- Work required: Pick out all lines of the entries that include the word "Angabe" and copy them.

Dataset excerpt
•••••

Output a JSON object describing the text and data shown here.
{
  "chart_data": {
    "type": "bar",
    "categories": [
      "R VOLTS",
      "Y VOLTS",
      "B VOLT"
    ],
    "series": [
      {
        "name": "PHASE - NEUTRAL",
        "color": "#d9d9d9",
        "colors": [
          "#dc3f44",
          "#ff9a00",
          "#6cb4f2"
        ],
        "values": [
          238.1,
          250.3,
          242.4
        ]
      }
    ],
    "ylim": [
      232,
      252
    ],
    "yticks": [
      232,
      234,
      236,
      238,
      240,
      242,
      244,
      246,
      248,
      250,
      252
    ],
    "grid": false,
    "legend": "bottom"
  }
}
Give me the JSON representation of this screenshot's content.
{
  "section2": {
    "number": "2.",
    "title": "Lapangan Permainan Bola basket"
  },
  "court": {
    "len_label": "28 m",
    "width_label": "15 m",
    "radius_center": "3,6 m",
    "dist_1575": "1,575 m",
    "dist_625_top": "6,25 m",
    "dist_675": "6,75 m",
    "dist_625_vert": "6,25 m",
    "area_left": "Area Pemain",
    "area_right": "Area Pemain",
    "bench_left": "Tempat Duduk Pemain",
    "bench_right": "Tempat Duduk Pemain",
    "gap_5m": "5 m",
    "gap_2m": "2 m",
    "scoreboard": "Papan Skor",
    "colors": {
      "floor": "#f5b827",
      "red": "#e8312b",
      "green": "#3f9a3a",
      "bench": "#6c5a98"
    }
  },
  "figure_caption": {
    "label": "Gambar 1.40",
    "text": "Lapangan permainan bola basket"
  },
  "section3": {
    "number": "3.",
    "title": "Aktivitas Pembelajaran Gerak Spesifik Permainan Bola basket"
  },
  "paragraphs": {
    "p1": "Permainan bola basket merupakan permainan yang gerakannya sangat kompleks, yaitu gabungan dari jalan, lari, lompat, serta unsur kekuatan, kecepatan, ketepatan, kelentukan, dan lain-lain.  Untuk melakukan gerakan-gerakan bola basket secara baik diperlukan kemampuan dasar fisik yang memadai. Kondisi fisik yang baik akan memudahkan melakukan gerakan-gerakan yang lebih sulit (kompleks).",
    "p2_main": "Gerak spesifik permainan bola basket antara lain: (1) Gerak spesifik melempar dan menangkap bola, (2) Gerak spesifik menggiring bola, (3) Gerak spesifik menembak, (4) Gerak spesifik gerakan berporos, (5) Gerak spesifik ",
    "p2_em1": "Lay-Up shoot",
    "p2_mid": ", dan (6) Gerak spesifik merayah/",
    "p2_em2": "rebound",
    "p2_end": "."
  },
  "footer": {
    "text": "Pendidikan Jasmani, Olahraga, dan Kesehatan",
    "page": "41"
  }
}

•••••

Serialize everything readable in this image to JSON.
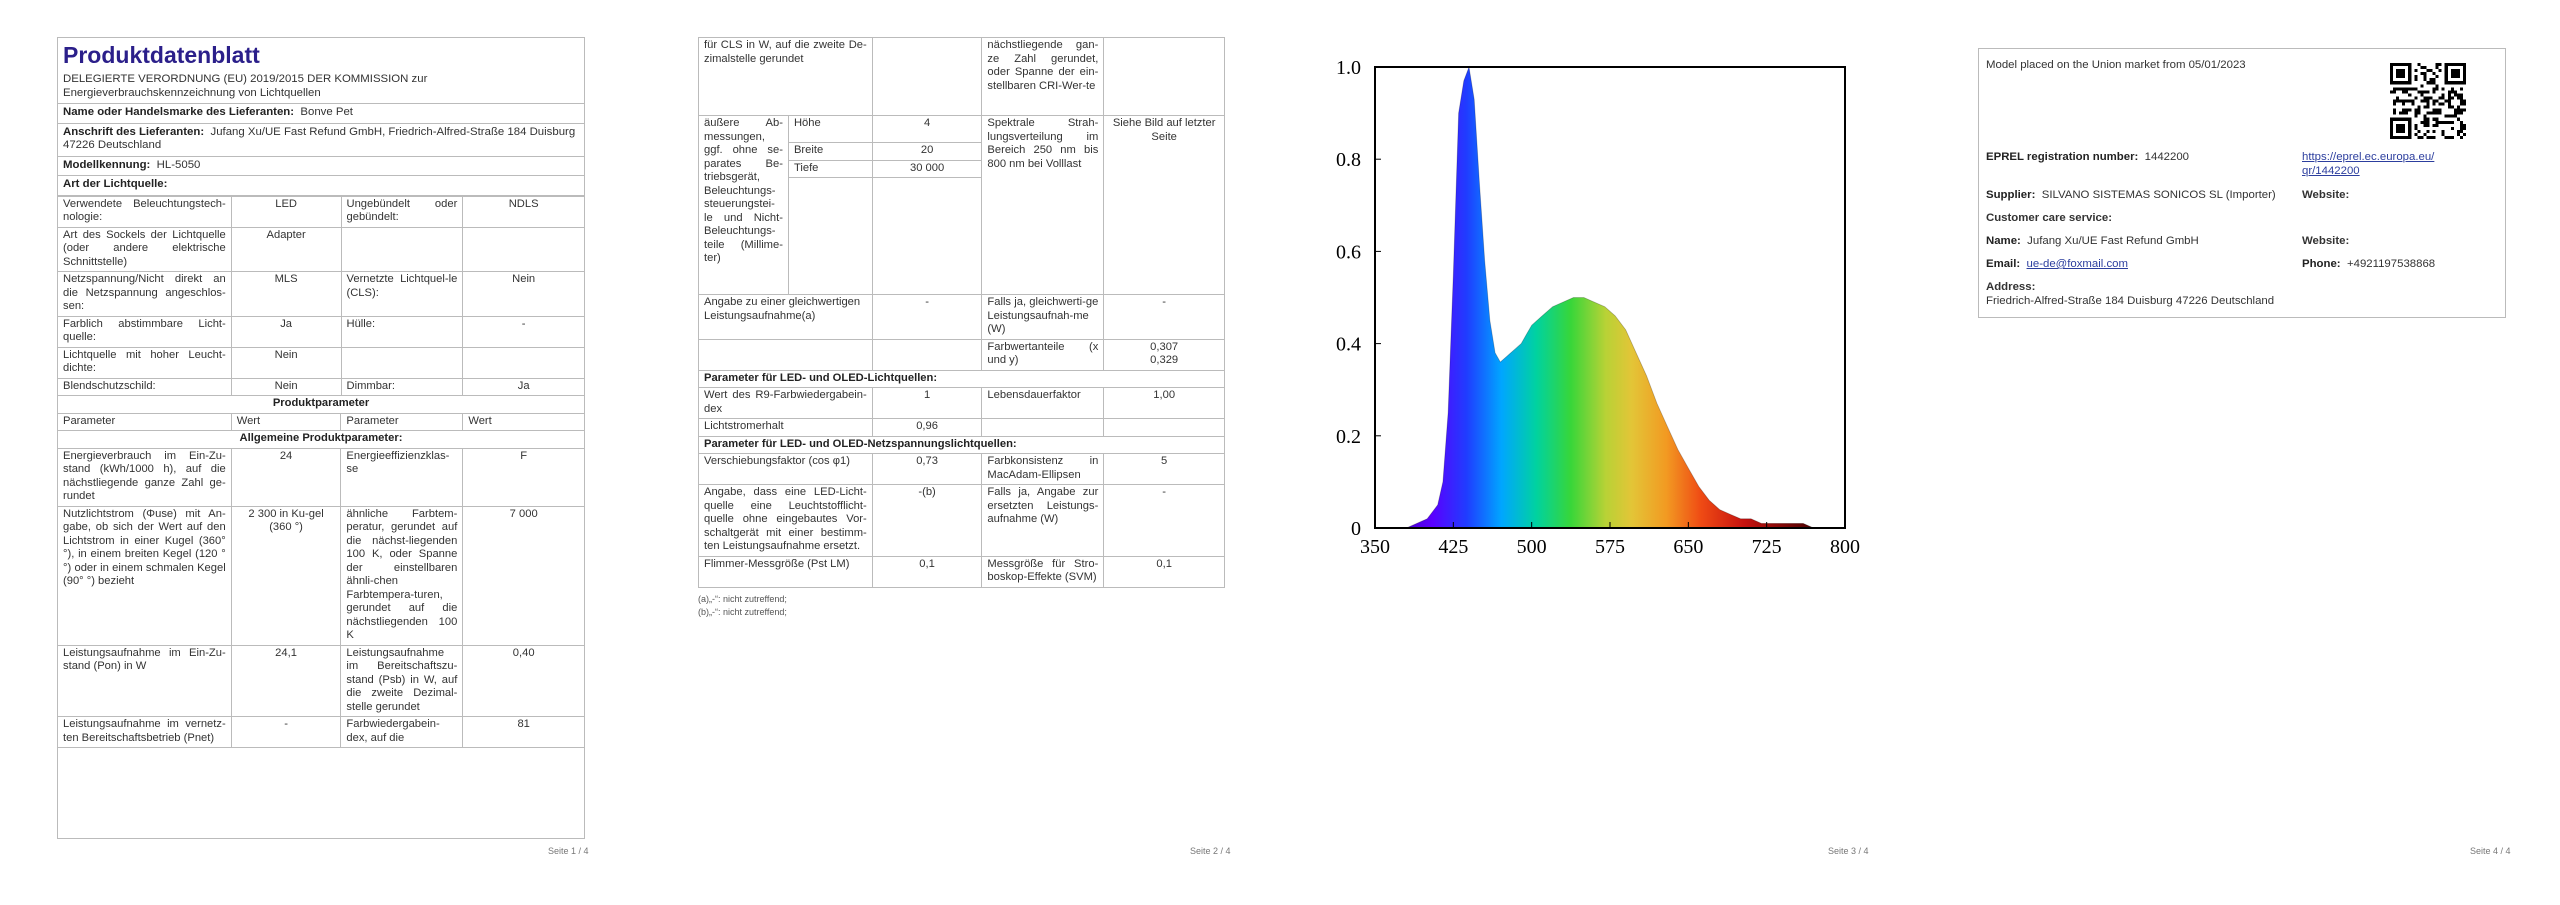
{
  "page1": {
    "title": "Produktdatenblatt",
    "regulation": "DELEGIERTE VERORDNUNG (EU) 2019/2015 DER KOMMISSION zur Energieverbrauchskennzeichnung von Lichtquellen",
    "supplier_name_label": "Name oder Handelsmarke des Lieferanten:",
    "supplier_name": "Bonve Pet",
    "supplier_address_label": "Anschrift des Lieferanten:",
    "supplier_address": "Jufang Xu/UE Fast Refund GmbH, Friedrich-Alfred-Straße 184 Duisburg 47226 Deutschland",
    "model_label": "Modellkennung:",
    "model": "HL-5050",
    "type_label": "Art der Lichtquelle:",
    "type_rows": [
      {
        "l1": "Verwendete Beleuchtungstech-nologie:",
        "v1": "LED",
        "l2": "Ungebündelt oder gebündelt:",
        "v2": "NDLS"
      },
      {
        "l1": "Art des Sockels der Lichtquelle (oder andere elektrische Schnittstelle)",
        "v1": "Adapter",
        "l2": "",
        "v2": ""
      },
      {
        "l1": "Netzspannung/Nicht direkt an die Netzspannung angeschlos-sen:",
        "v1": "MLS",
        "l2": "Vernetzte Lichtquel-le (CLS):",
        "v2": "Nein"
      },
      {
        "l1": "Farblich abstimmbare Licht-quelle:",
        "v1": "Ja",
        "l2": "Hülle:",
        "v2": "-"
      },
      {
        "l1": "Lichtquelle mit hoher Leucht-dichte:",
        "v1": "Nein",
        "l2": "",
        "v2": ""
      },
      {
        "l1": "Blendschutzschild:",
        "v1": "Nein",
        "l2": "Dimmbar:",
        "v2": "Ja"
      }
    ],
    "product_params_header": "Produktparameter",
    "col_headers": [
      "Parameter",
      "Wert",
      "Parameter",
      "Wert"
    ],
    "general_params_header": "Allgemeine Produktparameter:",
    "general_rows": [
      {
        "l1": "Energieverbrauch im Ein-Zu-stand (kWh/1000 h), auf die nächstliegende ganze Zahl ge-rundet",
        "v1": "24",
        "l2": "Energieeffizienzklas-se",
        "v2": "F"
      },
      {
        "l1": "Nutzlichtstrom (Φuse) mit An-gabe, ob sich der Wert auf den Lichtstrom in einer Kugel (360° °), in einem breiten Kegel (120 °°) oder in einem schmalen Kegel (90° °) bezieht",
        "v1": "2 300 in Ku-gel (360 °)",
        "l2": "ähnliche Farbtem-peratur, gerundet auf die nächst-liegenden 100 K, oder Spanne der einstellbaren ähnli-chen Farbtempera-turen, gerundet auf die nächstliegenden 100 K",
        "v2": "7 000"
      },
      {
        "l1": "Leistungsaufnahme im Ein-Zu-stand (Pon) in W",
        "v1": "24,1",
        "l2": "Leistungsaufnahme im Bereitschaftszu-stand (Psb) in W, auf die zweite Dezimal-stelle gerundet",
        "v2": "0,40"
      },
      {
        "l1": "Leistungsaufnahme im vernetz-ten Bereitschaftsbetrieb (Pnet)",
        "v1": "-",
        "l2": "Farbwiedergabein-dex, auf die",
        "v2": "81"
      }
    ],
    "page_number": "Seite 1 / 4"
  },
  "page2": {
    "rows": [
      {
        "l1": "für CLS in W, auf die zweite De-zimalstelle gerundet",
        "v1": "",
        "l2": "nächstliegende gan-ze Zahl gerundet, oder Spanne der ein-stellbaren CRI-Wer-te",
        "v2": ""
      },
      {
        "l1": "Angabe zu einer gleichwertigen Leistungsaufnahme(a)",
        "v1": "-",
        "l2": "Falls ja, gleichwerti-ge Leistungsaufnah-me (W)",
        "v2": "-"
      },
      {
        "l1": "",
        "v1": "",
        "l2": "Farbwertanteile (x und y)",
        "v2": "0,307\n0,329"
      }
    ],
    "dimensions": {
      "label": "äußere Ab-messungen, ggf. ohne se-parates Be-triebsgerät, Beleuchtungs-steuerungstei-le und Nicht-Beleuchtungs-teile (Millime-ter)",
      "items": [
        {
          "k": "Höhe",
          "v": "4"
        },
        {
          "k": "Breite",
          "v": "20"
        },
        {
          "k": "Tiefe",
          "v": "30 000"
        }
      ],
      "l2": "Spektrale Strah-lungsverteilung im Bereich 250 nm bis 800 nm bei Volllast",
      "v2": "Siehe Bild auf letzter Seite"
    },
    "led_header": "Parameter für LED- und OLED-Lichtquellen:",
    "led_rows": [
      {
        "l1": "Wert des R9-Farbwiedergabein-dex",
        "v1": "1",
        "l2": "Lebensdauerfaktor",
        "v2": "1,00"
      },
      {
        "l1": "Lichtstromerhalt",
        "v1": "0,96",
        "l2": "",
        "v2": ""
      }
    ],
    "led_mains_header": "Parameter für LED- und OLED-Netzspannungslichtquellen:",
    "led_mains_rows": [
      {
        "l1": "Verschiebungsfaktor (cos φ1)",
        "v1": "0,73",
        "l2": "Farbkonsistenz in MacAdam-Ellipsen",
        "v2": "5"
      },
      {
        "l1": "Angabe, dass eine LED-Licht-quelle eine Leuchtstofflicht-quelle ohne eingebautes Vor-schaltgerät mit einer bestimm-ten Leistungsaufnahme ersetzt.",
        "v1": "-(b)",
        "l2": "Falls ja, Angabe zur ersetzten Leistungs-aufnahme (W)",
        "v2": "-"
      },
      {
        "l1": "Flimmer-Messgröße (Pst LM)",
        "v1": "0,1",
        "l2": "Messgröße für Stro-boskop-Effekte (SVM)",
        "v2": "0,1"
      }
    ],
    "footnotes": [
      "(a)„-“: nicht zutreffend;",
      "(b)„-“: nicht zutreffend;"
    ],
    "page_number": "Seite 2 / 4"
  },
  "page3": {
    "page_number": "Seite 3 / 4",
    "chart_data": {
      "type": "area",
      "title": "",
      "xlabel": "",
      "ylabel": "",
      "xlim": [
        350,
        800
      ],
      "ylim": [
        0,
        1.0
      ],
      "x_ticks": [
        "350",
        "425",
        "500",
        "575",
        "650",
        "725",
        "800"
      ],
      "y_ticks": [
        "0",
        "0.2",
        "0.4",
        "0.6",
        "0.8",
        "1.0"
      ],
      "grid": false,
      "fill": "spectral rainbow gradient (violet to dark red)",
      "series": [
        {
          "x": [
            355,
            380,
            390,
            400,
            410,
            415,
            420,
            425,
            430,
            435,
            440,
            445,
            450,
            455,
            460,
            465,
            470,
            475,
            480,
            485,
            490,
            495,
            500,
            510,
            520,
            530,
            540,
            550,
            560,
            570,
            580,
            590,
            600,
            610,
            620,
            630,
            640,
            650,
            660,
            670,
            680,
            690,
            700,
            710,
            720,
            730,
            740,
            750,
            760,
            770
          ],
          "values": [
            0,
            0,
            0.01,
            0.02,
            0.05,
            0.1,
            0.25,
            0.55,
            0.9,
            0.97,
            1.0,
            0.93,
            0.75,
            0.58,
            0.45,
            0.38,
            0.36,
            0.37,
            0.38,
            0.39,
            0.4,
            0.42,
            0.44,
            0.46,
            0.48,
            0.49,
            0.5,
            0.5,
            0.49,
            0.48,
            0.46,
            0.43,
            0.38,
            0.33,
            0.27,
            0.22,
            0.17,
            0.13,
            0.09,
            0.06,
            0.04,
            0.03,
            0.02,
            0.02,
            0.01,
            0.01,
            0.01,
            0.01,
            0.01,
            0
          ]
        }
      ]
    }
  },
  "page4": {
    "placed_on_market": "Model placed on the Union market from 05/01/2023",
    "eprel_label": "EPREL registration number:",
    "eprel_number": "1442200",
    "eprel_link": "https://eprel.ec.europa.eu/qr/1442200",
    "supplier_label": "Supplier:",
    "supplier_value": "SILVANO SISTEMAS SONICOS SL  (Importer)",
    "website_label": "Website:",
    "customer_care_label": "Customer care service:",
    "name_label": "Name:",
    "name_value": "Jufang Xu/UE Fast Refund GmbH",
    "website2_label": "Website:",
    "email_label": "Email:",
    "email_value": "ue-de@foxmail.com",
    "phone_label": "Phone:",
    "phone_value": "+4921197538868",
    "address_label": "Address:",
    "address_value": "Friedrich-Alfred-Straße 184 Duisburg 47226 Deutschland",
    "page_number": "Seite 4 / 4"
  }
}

•••••

- Result:
        "l1": "Angabe zu einer gleichwertigen Leistungsaufnahme(a)",
        "l1": "Angabe, dass eine LED-Licht-quelle eine Leuchtstofflicht-quelle ohne eingebautes Vor-schaltgerät mit einer bestimm-ten Leistungsaufnahme ersetzt.",
        "l2": "Falls ja, Angabe zur ersetzten Leistungs-aufnahme (W)",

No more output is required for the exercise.